Data records
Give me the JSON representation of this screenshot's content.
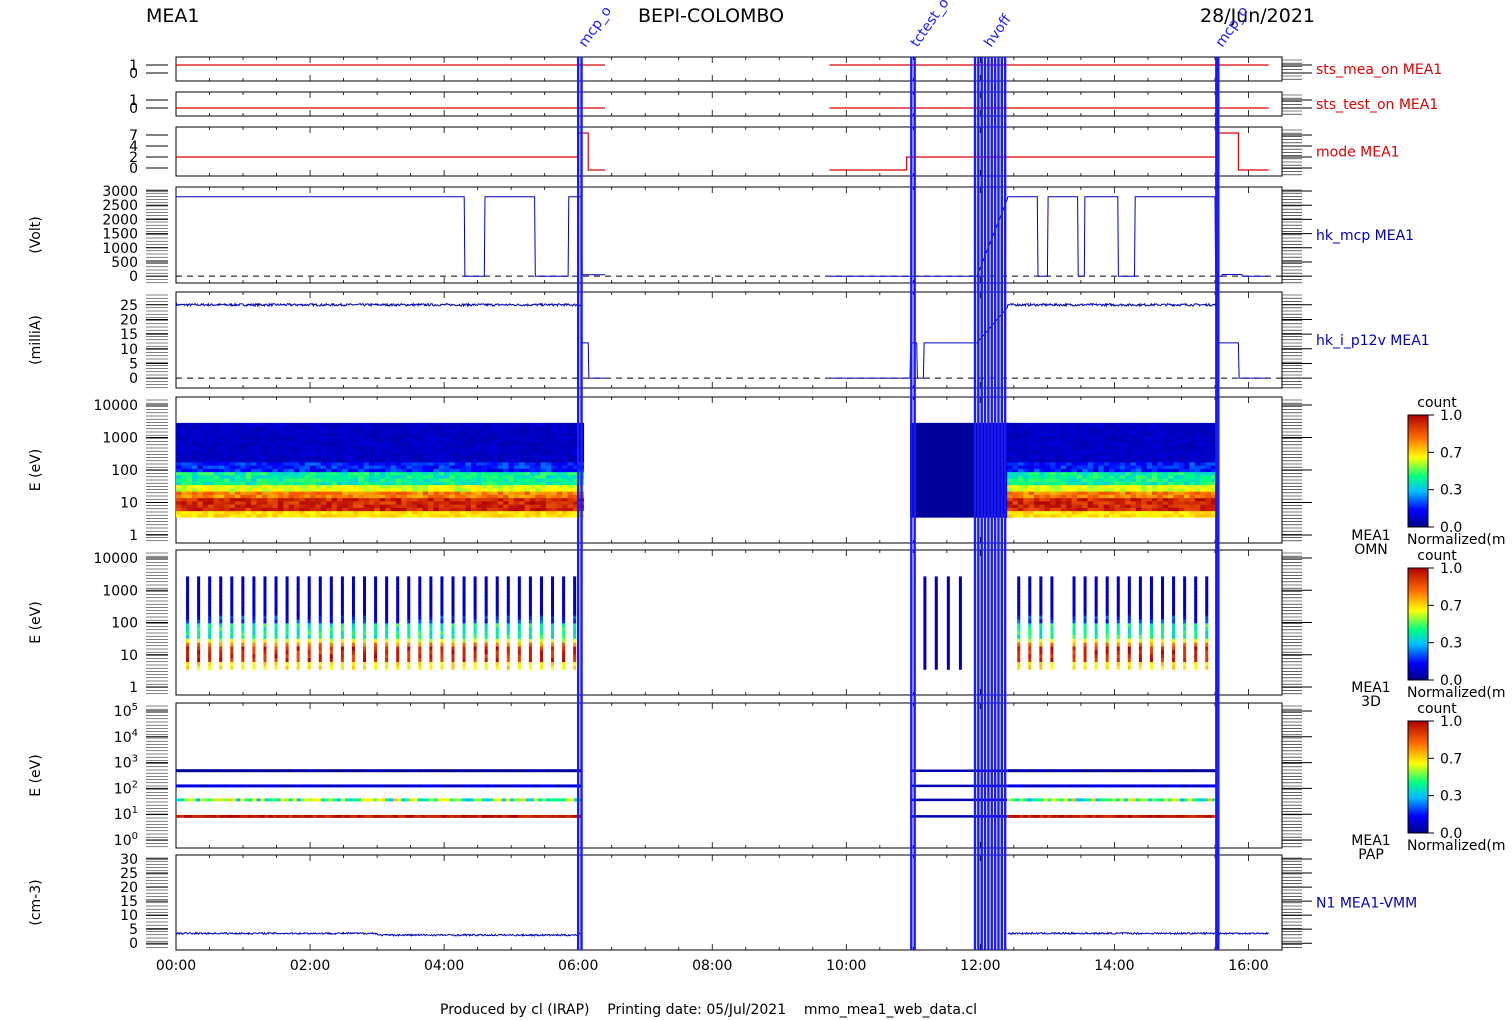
{
  "header": {
    "instrument": "MEA1",
    "mission": "BEPI-COLOMBO",
    "date": "28/Jun/2021"
  },
  "footer": {
    "text": "Produced by cl (IRAP)    Printing date: 05/Jul/2021    mmo_mea1_web_data.cl"
  },
  "colors": {
    "status_line": "#dd0000",
    "hk_line": "#0000bb",
    "event_line": "#1a1aff",
    "axis": "#000000"
  },
  "chart_data": {
    "type": "multi-panel time series",
    "time_axis": {
      "range_hours": [
        0,
        16.5
      ],
      "tick_labels": [
        "00:00",
        "02:00",
        "04:00",
        "06:00",
        "08:00",
        "10:00",
        "12:00",
        "14:00",
        "16:00"
      ]
    },
    "data_gaps_hours": [
      [
        6.4,
        9.75
      ]
    ],
    "event_markers": {
      "times_hours": [
        6.0,
        6.05,
        10.97,
        11.02,
        11.92,
        11.97,
        12.02,
        12.07,
        12.12,
        12.17,
        12.22,
        12.27,
        12.32,
        12.37,
        15.52,
        15.55
      ],
      "labels": [
        "mcp_o",
        "tctest_o",
        "hvoff",
        "mcp_o"
      ]
    },
    "panels": [
      {
        "id": "sts_mea_on",
        "label": "sts_mea_on MEA1",
        "ylabel": "",
        "y_ticks": [
          "1",
          "0"
        ],
        "color": "#dd0000",
        "segments": [
          {
            "t": [
              0,
              6.4
            ],
            "value": 1
          },
          {
            "t": [
              9.75,
              16.3
            ],
            "value": 1
          }
        ]
      },
      {
        "id": "sts_test_on",
        "label": "sts_test_on MEA1",
        "ylabel": "",
        "y_ticks": [
          "1",
          "0"
        ],
        "color": "#dd0000",
        "segments": [
          {
            "t": [
              0,
              6.4
            ],
            "value": 0
          },
          {
            "t": [
              9.75,
              16.3
            ],
            "value": 0
          }
        ]
      },
      {
        "id": "mode",
        "label": "mode MEA1",
        "ylabel": "",
        "y_ticks": [
          "7",
          "4",
          "2",
          "0"
        ],
        "color": "#dd0000",
        "segments": [
          {
            "t": [
              0,
              6.0
            ],
            "value": 2
          },
          {
            "t": [
              6.0,
              6.15
            ],
            "value": 7
          },
          {
            "t": [
              6.15,
              6.4
            ],
            "value": 0
          },
          {
            "t": [
              9.75,
              10.9
            ],
            "value": 0
          },
          {
            "t": [
              10.9,
              15.55
            ],
            "value": 2
          },
          {
            "t": [
              15.55,
              15.85
            ],
            "value": 7
          },
          {
            "t": [
              15.85,
              16.3
            ],
            "value": 0
          }
        ]
      },
      {
        "id": "hk_mcp",
        "label": "hk_mcp MEA1",
        "ylabel": "(Volt)",
        "y_ticks": [
          "3000",
          "2500",
          "2000",
          "1500",
          "1000",
          "500",
          "0"
        ],
        "ylim": [
          -100,
          3000
        ],
        "color": "#0000bb",
        "high_value": 2800,
        "low_value": 0,
        "dips_hours": [
          [
            4.3,
            4.6
          ],
          [
            5.35,
            5.85
          ],
          [
            12.85,
            13.0
          ],
          [
            13.45,
            13.55
          ],
          [
            14.05,
            14.3
          ],
          [
            15.5,
            15.6
          ]
        ],
        "reference_dashed": 0
      },
      {
        "id": "hk_i_p12v",
        "label": "hk_i_p12v MEA1",
        "ylabel": "(milliA)",
        "y_ticks": [
          "25",
          "20",
          "15",
          "10",
          "5",
          "0"
        ],
        "ylim": [
          -2,
          28
        ],
        "color": "#0000bb",
        "high_value": 25,
        "standby_value": 12,
        "reference_dashed": 0
      },
      {
        "id": "omn",
        "label": "MEA1 OMN",
        "ylabel": "E (eV)",
        "y_ticks": [
          "10000",
          "1000",
          "100",
          "10",
          "1"
        ],
        "y_scale": "log",
        "colorbar": {
          "title": "count",
          "ticks": [
            "1.0",
            "0.7",
            "0.3",
            "0.0"
          ],
          "caption": "Normalized(m"
        }
      },
      {
        "id": "3d",
        "label": "MEA1 3D",
        "ylabel": "E (eV)",
        "y_ticks": [
          "10000",
          "1000",
          "100",
          "10",
          "1"
        ],
        "y_scale": "log",
        "colorbar": {
          "title": "count",
          "ticks": [
            "1.0",
            "0.7",
            "0.3",
            "0.0"
          ],
          "caption": "Normalized(m"
        }
      },
      {
        "id": "pap",
        "label": "MEA1 PAP",
        "ylabel": "E (eV)",
        "y_ticks": [
          "10^5",
          "10^4",
          "10^3",
          "10^2",
          "10^1",
          "10^0"
        ],
        "y_scale": "log",
        "colorbar": {
          "title": "count",
          "ticks": [
            "1.0",
            "0.7",
            "0.3",
            "0.0"
          ],
          "caption": "Normalized(m"
        }
      },
      {
        "id": "n1",
        "label": "N1 MEA1-VMM",
        "ylabel": "(cm-3)",
        "y_ticks": [
          "30",
          "25",
          "20",
          "15",
          "10",
          "5",
          "0"
        ],
        "ylim": [
          -1,
          30
        ],
        "color": "#0000bb",
        "typical_value": 3.5
      }
    ]
  }
}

● INSTRUCTION: Pictures are excluded; copy every other part of the records exactly.

● ANSWER TO THIS PROBLEM:
Give me the JSON representation of this screenshot's content.
{
  "header": {
    "instrument": "MEA1",
    "mission": "BEPI-COLOMBO",
    "date": "28/Jun/2021"
  },
  "footer": {
    "text": "Produced by cl (IRAP)    Printing date: 05/Jul/2021    mmo_mea1_web_data.cl"
  },
  "colors": {
    "status_line": "#dd0000",
    "hk_line": "#0000bb",
    "event_line": "#1a1aff",
    "axis": "#000000"
  },
  "chart_data": {
    "type": "multi-panel time series",
    "time_axis": {
      "range_hours": [
        0,
        16.5
      ],
      "tick_labels": [
        "00:00",
        "02:00",
        "04:00",
        "06:00",
        "08:00",
        "10:00",
        "12:00",
        "14:00",
        "16:00"
      ]
    },
    "data_gaps_hours": [
      [
        6.4,
        9.75
      ]
    ],
    "event_markers": {
      "times_hours": [
        6.0,
        6.05,
        10.97,
        11.02,
        11.92,
        11.97,
        12.02,
        12.07,
        12.12,
        12.17,
        12.22,
        12.27,
        12.32,
        12.37,
        15.52,
        15.55
      ],
      "labels": [
        "mcp_o",
        "tctest_o",
        "hvoff",
        "mcp_o"
      ]
    },
    "panels": [
      {
        "id": "sts_mea_on",
        "label": "sts_mea_on MEA1",
        "ylabel": "",
        "y_ticks": [
          "1",
          "0"
        ],
        "color": "#dd0000",
        "segments": [
          {
            "t": [
              0,
              6.4
            ],
            "value": 1
          },
          {
            "t": [
              9.75,
              16.3
            ],
            "value": 1
          }
        ]
      },
      {
        "id": "sts_test_on",
        "label": "sts_test_on MEA1",
        "ylabel": "",
        "y_ticks": [
          "1",
          "0"
        ],
        "color": "#dd0000",
        "segments": [
          {
            "t": [
              0,
              6.4
            ],
            "value": 0
          },
          {
            "t": [
              9.75,
              16.3
            ],
            "value": 0
          }
        ]
      },
      {
        "id": "mode",
        "label": "mode MEA1",
        "ylabel": "",
        "y_ticks": [
          "7",
          "4",
          "2",
          "0"
        ],
        "color": "#dd0000",
        "segments": [
          {
            "t": [
              0,
              6.0
            ],
            "value": 2
          },
          {
            "t": [
              6.0,
              6.15
            ],
            "value": 7
          },
          {
            "t": [
              6.15,
              6.4
            ],
            "value": 0
          },
          {
            "t": [
              9.75,
              10.9
            ],
            "value": 0
          },
          {
            "t": [
              10.9,
              15.55
            ],
            "value": 2
          },
          {
            "t": [
              15.55,
              15.85
            ],
            "value": 7
          },
          {
            "t": [
              15.85,
              16.3
            ],
            "value": 0
          }
        ]
      },
      {
        "id": "hk_mcp",
        "label": "hk_mcp MEA1",
        "ylabel": "(Volt)",
        "y_ticks": [
          "3000",
          "2500",
          "2000",
          "1500",
          "1000",
          "500",
          "0"
        ],
        "ylim": [
          -100,
          3000
        ],
        "color": "#0000bb",
        "high_value": 2800,
        "low_value": 0,
        "dips_hours": [
          [
            4.3,
            4.6
          ],
          [
            5.35,
            5.85
          ],
          [
            12.85,
            13.0
          ],
          [
            13.45,
            13.55
          ],
          [
            14.05,
            14.3
          ],
          [
            15.5,
            15.6
          ]
        ],
        "reference_dashed": 0
      },
      {
        "id": "hk_i_p12v",
        "label": "hk_i_p12v MEA1",
        "ylabel": "(milliA)",
        "y_ticks": [
          "25",
          "20",
          "15",
          "10",
          "5",
          "0"
        ],
        "ylim": [
          -2,
          28
        ],
        "color": "#0000bb",
        "high_value": 25,
        "standby_value": 12,
        "reference_dashed": 0
      },
      {
        "id": "omn",
        "label": "MEA1 OMN",
        "ylabel": "E (eV)",
        "y_ticks": [
          "10000",
          "1000",
          "100",
          "10",
          "1"
        ],
        "y_scale": "log",
        "colorbar": {
          "title": "count",
          "ticks": [
            "1.0",
            "0.7",
            "0.3",
            "0.0"
          ],
          "caption": "Normalized(m"
        }
      },
      {
        "id": "3d",
        "label": "MEA1 3D",
        "ylabel": "E (eV)",
        "y_ticks": [
          "10000",
          "1000",
          "100",
          "10",
          "1"
        ],
        "y_scale": "log",
        "colorbar": {
          "title": "count",
          "ticks": [
            "1.0",
            "0.7",
            "0.3",
            "0.0"
          ],
          "caption": "Normalized(m"
        }
      },
      {
        "id": "pap",
        "label": "MEA1 PAP",
        "ylabel": "E (eV)",
        "y_ticks": [
          "10^5",
          "10^4",
          "10^3",
          "10^2",
          "10^1",
          "10^0"
        ],
        "y_scale": "log",
        "colorbar": {
          "title": "count",
          "ticks": [
            "1.0",
            "0.7",
            "0.3",
            "0.0"
          ],
          "caption": "Normalized(m"
        }
      },
      {
        "id": "n1",
        "label": "N1 MEA1-VMM",
        "ylabel": "(cm-3)",
        "y_ticks": [
          "30",
          "25",
          "20",
          "15",
          "10",
          "5",
          "0"
        ],
        "ylim": [
          -1,
          30
        ],
        "color": "#0000bb",
        "typical_value": 3.5
      }
    ]
  }
}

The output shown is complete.